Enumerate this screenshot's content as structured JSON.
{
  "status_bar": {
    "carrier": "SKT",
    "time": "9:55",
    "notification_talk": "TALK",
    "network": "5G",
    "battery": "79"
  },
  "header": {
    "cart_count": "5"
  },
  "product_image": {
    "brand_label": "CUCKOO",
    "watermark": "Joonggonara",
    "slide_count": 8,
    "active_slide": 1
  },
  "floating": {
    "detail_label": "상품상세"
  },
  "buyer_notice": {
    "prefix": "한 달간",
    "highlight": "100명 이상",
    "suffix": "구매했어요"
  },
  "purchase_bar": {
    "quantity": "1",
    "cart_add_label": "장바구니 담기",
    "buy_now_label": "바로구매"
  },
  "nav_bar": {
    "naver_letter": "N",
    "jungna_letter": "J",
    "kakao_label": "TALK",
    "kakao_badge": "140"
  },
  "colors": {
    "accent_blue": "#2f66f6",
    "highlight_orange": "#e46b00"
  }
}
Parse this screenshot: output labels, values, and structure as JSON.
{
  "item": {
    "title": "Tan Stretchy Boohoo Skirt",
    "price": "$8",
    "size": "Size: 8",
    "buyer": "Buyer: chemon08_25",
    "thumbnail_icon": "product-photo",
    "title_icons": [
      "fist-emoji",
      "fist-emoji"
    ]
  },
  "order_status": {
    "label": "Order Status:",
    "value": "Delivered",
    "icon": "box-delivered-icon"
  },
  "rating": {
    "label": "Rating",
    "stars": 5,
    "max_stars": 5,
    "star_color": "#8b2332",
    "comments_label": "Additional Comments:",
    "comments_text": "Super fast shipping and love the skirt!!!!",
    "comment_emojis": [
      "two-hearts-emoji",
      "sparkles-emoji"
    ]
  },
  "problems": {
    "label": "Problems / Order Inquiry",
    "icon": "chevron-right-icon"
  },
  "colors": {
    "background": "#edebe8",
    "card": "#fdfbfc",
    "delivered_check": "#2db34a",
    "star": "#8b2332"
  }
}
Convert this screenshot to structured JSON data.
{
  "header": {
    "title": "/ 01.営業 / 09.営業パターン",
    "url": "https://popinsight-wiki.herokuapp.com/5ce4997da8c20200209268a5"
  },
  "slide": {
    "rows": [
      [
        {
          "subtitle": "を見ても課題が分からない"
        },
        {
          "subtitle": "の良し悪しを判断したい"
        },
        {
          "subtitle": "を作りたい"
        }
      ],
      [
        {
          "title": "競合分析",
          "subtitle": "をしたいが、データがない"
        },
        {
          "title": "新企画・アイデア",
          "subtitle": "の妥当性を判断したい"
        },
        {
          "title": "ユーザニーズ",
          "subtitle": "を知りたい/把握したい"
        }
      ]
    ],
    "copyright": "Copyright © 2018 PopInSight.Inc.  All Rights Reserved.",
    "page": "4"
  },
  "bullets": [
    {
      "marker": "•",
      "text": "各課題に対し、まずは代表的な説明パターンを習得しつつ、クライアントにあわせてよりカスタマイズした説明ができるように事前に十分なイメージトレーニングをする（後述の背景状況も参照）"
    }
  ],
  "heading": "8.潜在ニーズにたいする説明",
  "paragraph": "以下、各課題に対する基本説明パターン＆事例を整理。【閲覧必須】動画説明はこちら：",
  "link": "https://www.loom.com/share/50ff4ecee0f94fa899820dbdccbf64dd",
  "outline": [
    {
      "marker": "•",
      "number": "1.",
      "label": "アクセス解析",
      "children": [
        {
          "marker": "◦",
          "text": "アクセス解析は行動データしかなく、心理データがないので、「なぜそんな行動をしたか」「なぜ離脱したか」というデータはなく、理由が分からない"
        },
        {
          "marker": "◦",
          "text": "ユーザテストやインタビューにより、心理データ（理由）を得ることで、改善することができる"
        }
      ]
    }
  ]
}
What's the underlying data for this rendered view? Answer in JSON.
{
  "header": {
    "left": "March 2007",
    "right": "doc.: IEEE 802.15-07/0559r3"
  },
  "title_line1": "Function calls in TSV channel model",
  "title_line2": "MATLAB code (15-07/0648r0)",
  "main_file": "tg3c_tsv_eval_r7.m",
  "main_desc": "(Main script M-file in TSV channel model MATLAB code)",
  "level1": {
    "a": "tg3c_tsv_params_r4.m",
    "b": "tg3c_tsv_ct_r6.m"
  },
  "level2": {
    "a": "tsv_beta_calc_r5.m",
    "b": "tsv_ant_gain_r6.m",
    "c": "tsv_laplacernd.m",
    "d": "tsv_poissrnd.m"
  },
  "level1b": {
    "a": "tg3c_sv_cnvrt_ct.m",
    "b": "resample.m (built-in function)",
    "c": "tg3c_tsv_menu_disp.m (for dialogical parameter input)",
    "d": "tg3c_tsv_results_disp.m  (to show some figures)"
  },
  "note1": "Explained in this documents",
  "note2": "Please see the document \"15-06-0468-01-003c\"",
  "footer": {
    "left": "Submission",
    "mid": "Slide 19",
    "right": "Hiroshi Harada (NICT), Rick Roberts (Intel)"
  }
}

**Task directions:** Make a list of all lines in the data that contain "model".

**Solution:**
  "title_line1": "Function calls in TSV channel model",
  "main_desc": "(Main script M-file in TSV channel model MATLAB code)",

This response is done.